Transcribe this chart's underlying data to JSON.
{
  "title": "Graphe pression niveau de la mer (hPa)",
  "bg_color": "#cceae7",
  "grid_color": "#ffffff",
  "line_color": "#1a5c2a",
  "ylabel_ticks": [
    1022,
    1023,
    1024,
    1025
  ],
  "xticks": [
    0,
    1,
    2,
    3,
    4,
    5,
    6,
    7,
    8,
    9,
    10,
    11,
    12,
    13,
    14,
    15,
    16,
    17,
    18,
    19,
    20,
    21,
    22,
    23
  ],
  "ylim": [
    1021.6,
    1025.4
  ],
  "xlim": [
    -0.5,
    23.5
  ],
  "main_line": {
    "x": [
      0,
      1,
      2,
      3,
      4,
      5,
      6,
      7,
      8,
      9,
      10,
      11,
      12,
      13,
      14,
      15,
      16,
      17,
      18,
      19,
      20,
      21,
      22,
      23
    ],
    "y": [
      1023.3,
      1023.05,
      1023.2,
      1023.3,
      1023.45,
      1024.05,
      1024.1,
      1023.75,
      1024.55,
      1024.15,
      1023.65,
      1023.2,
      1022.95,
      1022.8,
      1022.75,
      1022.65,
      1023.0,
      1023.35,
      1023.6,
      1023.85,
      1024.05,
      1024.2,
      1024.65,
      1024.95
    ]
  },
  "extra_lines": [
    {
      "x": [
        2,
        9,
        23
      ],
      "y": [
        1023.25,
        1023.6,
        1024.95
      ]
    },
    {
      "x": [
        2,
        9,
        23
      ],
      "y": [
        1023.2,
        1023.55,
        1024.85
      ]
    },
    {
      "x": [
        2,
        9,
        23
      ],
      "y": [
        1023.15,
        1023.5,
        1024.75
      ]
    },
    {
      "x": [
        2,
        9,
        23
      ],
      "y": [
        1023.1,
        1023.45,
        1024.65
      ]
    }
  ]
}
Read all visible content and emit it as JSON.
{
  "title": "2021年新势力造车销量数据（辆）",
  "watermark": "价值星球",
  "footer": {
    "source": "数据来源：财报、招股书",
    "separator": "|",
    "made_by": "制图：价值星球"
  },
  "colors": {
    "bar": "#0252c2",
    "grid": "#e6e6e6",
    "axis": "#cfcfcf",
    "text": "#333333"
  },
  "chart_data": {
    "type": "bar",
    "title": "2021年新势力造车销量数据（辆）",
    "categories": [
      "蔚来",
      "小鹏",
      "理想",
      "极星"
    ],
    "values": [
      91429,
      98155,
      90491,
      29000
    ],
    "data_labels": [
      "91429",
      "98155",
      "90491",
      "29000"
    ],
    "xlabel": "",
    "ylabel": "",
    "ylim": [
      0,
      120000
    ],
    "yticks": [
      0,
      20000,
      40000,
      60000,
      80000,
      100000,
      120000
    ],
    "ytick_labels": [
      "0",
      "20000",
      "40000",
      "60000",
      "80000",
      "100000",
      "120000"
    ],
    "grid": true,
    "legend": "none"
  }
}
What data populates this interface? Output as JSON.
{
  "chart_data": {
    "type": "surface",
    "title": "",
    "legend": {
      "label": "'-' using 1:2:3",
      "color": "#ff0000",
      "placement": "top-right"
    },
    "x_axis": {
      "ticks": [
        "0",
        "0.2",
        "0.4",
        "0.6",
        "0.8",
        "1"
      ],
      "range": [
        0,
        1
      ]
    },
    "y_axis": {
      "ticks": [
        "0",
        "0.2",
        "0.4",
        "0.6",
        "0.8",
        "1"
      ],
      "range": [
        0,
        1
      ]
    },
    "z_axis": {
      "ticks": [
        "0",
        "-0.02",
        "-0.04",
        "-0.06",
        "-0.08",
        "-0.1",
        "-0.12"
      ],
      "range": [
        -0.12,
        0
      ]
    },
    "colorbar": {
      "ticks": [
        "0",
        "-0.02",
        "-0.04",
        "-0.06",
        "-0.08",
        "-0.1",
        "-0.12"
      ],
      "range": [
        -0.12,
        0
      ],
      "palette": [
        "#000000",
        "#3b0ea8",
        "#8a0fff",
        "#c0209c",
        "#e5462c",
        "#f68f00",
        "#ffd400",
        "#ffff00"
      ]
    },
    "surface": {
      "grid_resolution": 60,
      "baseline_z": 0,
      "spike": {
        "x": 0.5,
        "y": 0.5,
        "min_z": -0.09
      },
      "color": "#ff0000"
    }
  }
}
# # #
Your task is to reproduce all of the records exactly.

Transcribe this chart's underlying data to JSON.
{
  "title": "Graphe pression niveau de la mer (hPa)",
  "bg_color": "#cceae7",
  "grid_color": "#ffffff",
  "line_color": "#1a5c2a",
  "ylabel_ticks": [
    1022,
    1023,
    1024,
    1025
  ],
  "xticks": [
    0,
    1,
    2,
    3,
    4,
    5,
    6,
    7,
    8,
    9,
    10,
    11,
    12,
    13,
    14,
    15,
    16,
    17,
    18,
    19,
    20,
    21,
    22,
    23
  ],
  "ylim": [
    1021.6,
    1025.4
  ],
  "xlim": [
    -0.5,
    23.5
  ],
  "main_line": {
    "x": [
      0,
      1,
      2,
      3,
      4,
      5,
      6,
      7,
      8,
      9,
      10,
      11,
      12,
      13,
      14,
      15,
      16,
      17,
      18,
      19,
      20,
      21,
      22,
      23
    ],
    "y": [
      1023.3,
      1023.05,
      1023.2,
      1023.3,
      1023.45,
      1024.05,
      1024.1,
      1023.75,
      1024.55,
      1024.15,
      1023.65,
      1023.2,
      1022.95,
      1022.8,
      1022.75,
      1022.65,
      1023.0,
      1023.35,
      1023.6,
      1023.85,
      1024.05,
      1024.2,
      1024.65,
      1024.95
    ]
  },
  "extra_lines": [
    {
      "x": [
        2,
        9,
        23
      ],
      "y": [
        1023.25,
        1023.6,
        1024.95
      ]
    },
    {
      "x": [
        2,
        9,
        23
      ],
      "y": [
        1023.2,
        1023.55,
        1024.85
      ]
    },
    {
      "x": [
        2,
        9,
        23
      ],
      "y": [
        1023.15,
        1023.5,
        1024.75
      ]
    },
    {
      "x": [
        2,
        9,
        23
      ],
      "y": [
        1023.1,
        1023.45,
        1024.65
      ]
    }
  ]
}
Read all visible content and emit it as JSON.
{
  "title": "2021年新势力造车销量数据（辆）",
  "watermark": "价值星球",
  "footer": {
    "source": "数据来源：财报、招股书",
    "separator": "|",
    "made_by": "制图：价值星球"
  },
  "colors": {
    "bar": "#0252c2",
    "grid": "#e6e6e6",
    "axis": "#cfcfcf",
    "text": "#333333"
  },
  "chart_data": {
    "type": "bar",
    "title": "2021年新势力造车销量数据（辆）",
    "categories": [
      "蔚来",
      "小鹏",
      "理想",
      "极星"
    ],
    "values": [
      91429,
      98155,
      90491,
      29000
    ],
    "data_labels": [
      "91429",
      "98155",
      "90491",
      "29000"
    ],
    "xlabel": "",
    "ylabel": "",
    "ylim": [
      0,
      120000
    ],
    "yticks": [
      0,
      20000,
      40000,
      60000,
      80000,
      100000,
      120000
    ],
    "ytick_labels": [
      "0",
      "20000",
      "40000",
      "60000",
      "80000",
      "100000",
      "120000"
    ],
    "grid": true,
    "legend": "none"
  }
}
What data populates this interface? Output as JSON.
{
  "chart_data": {
    "type": "surface",
    "title": "",
    "legend": {
      "label": "'-' using 1:2:3",
      "color": "#ff0000",
      "placement": "top-right"
    },
    "x_axis": {
      "ticks": [
        "0",
        "0.2",
        "0.4",
        "0.6",
        "0.8",
        "1"
      ],
      "range": [
        0,
        1
      ]
    },
    "y_axis": {
      "ticks": [
        "0",
        "0.2",
        "0.4",
        "0.6",
        "0.8",
        "1"
      ],
      "range": [
        0,
        1
      ]
    },
    "z_axis": {
      "ticks": [
        "0",
        "-0.02",
        "-0.04",
        "-0.06",
        "-0.08",
        "-0.1",
        "-0.12"
      ],
      "range": [
        -0.12,
        0
      ]
    },
    "colorbar": {
      "ticks": [
        "0",
        "-0.02",
        "-0.04",
        "-0.06",
        "-0.08",
        "-0.1",
        "-0.12"
      ],
      "range": [
        -0.12,
        0
      ],
      "palette": [
        "#000000",
        "#3b0ea8",
        "#8a0fff",
        "#c0209c",
        "#e5462c",
        "#f68f00",
        "#ffd400",
        "#ffff00"
      ]
    },
    "surface": {
      "grid_resolution": 60,
      "baseline_z": 0,
      "spike": {
        "x": 0.5,
        "y": 0.5,
        "min_z": -0.09
      },
      "color": "#ff0000"
    }
  }
}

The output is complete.